→ INPUT
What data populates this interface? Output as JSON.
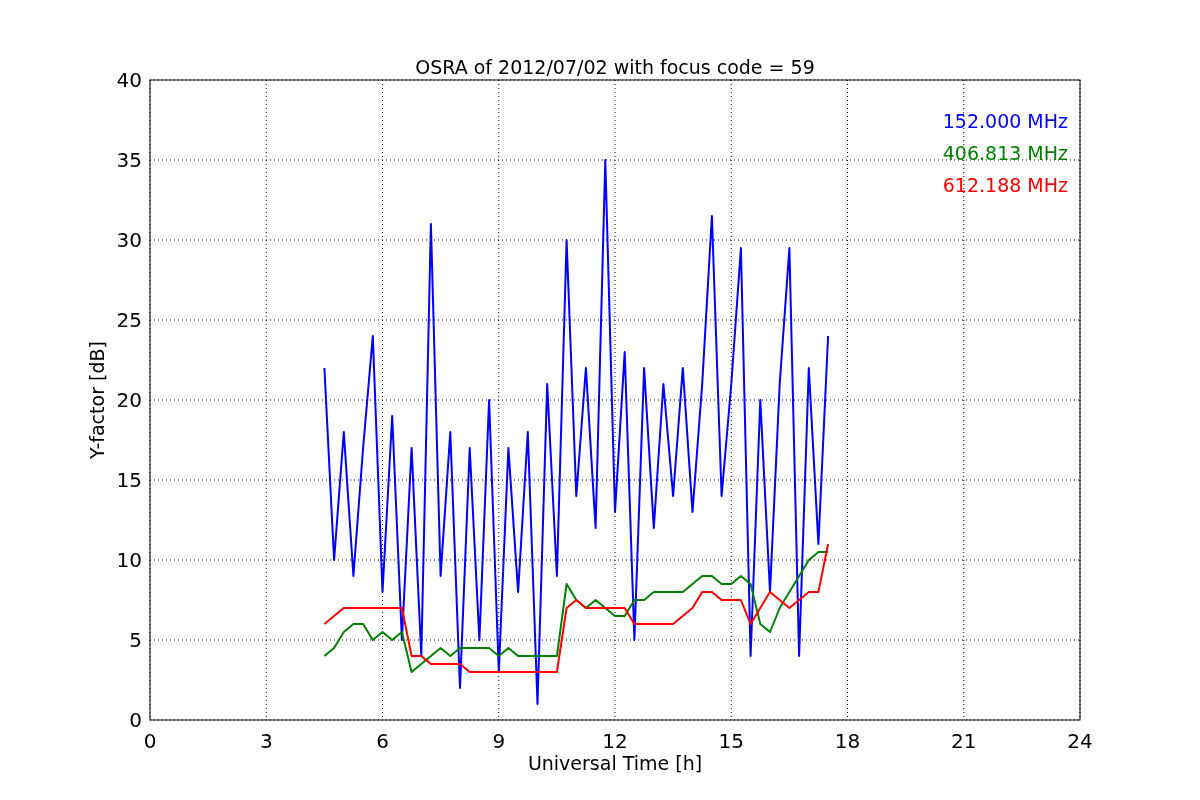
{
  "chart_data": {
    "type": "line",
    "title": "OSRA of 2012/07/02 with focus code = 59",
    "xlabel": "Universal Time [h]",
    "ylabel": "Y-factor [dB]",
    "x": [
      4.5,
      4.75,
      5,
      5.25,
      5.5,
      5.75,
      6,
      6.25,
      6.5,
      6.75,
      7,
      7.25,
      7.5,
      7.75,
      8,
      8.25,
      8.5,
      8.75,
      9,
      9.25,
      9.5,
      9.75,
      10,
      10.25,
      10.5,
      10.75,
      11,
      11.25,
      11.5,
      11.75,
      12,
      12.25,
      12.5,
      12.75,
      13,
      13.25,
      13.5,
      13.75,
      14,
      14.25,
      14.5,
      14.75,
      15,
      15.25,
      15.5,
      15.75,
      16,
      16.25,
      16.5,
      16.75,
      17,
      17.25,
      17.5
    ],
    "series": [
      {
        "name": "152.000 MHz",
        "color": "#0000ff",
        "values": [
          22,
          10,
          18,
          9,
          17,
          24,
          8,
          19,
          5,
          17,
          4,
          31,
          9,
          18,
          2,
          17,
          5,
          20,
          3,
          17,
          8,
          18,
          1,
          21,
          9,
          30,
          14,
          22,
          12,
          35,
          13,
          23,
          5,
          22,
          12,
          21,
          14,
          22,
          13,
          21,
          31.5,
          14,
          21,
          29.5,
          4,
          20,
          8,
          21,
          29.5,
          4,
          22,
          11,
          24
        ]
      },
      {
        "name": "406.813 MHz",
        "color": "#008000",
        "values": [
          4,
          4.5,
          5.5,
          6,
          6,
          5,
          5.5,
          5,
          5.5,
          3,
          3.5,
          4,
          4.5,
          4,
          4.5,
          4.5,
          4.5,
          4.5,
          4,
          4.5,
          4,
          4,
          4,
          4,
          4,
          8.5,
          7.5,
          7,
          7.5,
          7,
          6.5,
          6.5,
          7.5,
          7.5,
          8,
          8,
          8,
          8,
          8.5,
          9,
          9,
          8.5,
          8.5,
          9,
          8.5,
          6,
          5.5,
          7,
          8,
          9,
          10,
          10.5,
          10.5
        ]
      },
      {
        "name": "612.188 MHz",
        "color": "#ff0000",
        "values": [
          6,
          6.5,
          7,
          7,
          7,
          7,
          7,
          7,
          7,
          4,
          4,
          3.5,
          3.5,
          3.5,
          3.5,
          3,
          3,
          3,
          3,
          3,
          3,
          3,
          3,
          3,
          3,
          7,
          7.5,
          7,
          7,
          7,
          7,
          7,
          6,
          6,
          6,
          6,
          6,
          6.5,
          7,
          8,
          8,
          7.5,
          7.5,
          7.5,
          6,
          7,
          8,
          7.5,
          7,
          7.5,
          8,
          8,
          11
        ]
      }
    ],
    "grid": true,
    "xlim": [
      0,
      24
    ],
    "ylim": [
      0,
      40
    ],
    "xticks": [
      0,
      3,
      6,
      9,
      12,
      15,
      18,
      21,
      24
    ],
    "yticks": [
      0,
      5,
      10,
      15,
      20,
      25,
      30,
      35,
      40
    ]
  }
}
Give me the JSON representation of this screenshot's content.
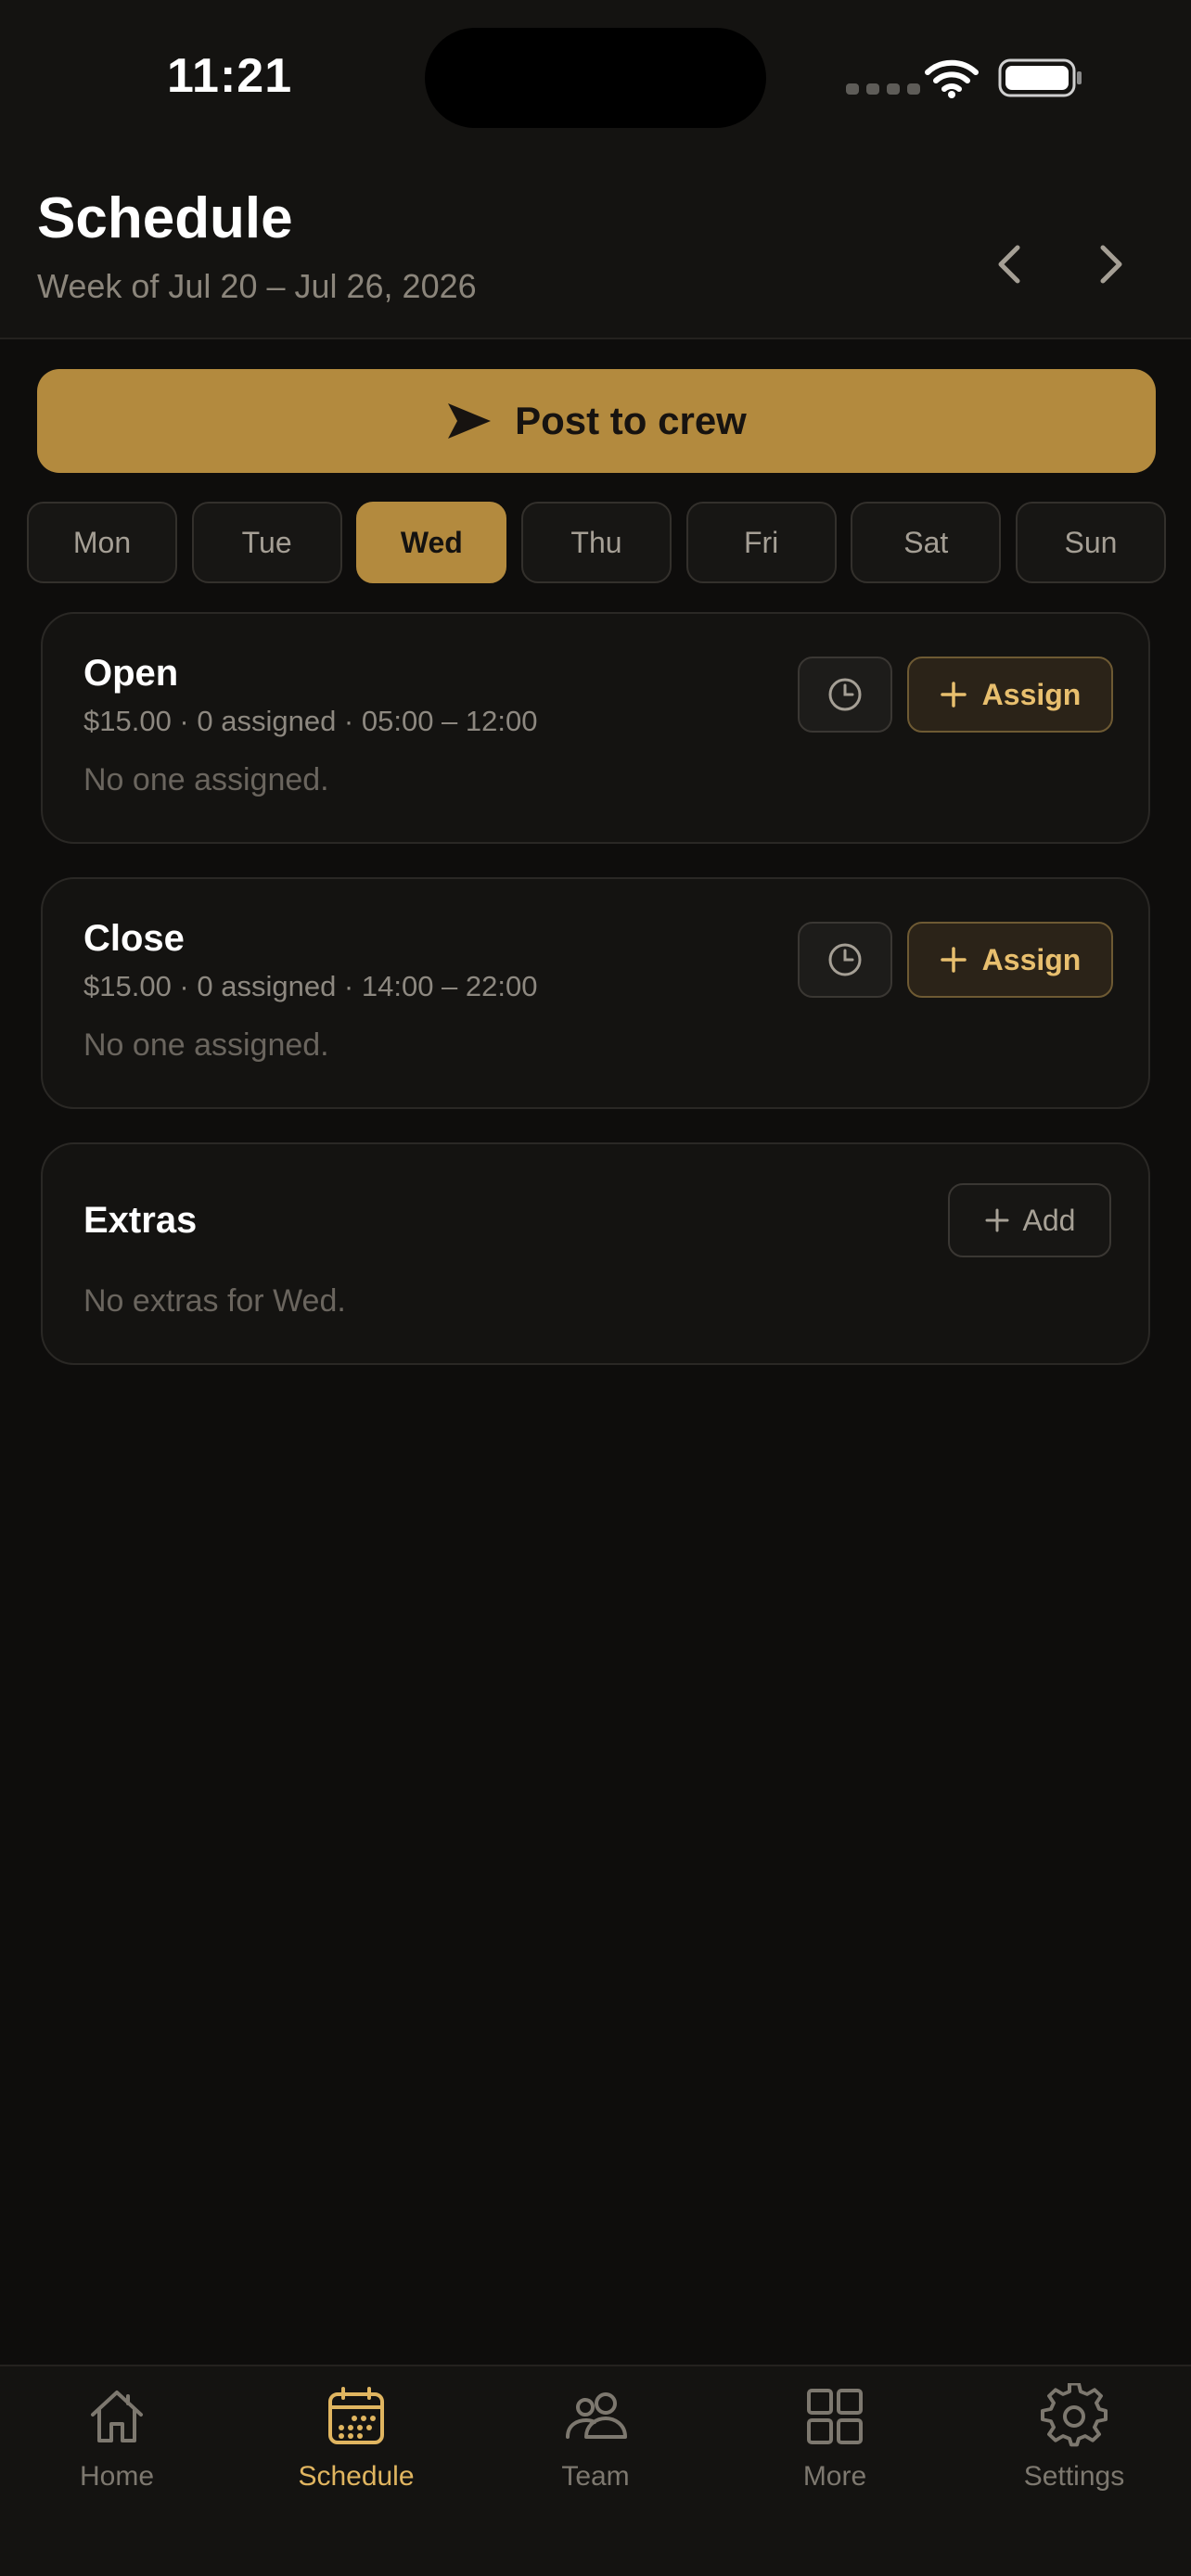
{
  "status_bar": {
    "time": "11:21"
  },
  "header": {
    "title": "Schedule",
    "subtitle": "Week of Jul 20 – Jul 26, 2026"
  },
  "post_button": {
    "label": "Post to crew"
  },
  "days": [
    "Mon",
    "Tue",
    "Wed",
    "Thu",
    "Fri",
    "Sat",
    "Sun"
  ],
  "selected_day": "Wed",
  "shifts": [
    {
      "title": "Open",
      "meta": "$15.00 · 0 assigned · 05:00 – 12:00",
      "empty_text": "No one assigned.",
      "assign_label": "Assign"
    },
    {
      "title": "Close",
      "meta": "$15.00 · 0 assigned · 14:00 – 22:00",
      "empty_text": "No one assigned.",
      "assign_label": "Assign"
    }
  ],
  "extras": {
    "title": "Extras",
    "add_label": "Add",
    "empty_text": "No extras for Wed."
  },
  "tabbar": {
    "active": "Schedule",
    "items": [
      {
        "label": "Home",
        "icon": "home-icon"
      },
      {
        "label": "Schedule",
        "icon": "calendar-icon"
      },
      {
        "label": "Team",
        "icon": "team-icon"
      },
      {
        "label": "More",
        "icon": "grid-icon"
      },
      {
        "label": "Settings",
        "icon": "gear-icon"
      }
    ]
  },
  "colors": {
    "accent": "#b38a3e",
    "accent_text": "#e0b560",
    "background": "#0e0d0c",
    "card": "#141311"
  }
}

→ WORK REQUIRED
Determine the number of lines in the listing that hold the word "this", and supply that number and nothing further.

→ TASK ANSWER
2